What you should do: Repeat every record below exactly, omitting any pictures.

◆ ◆ ◆

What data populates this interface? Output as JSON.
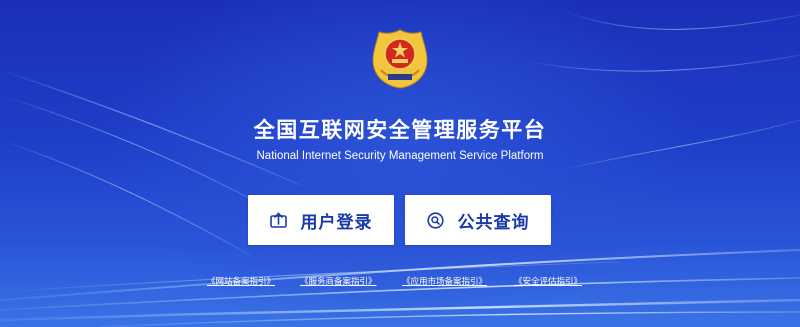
{
  "colors": {
    "background_top": "#1a2fb8",
    "background_bottom": "#3a73e6",
    "button_bg": "#ffffff",
    "button_text": "#1a3aa8",
    "emblem_gold": "#f2c53d",
    "emblem_red": "#d4281f"
  },
  "header": {
    "emblem_icon": "police-emblem-icon",
    "title_cn": "全国互联网安全管理服务平台",
    "title_en": "National Internet Security Management Service Platform"
  },
  "actions": {
    "login": {
      "label": "用户登录",
      "icon": "upload-login-icon"
    },
    "search": {
      "label": "公共查询",
      "icon": "search-icon"
    }
  },
  "guides": [
    {
      "label": "《网站备案指引》"
    },
    {
      "label": "《服务商备案指引》"
    },
    {
      "label": "《应用市场备案指引》"
    },
    {
      "label": "《安全评估指引》"
    }
  ]
}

◆ ◆ ◆

Right answer:
What data populates this interface? Output as JSON.
{
  "colors": {
    "background_top": "#1a2fb8",
    "background_bottom": "#3a73e6",
    "button_bg": "#ffffff",
    "button_text": "#1a3aa8",
    "emblem_gold": "#f2c53d",
    "emblem_red": "#d4281f"
  },
  "header": {
    "emblem_icon": "police-emblem-icon",
    "title_cn": "全国互联网安全管理服务平台",
    "title_en": "National Internet Security Management Service Platform"
  },
  "actions": {
    "login": {
      "label": "用户登录",
      "icon": "upload-login-icon"
    },
    "search": {
      "label": "公共查询",
      "icon": "search-icon"
    }
  },
  "guides": [
    {
      "label": "《网站备案指引》"
    },
    {
      "label": "《服务商备案指引》"
    },
    {
      "label": "《应用市场备案指引》"
    },
    {
      "label": "《安全评估指引》"
    }
  ]
}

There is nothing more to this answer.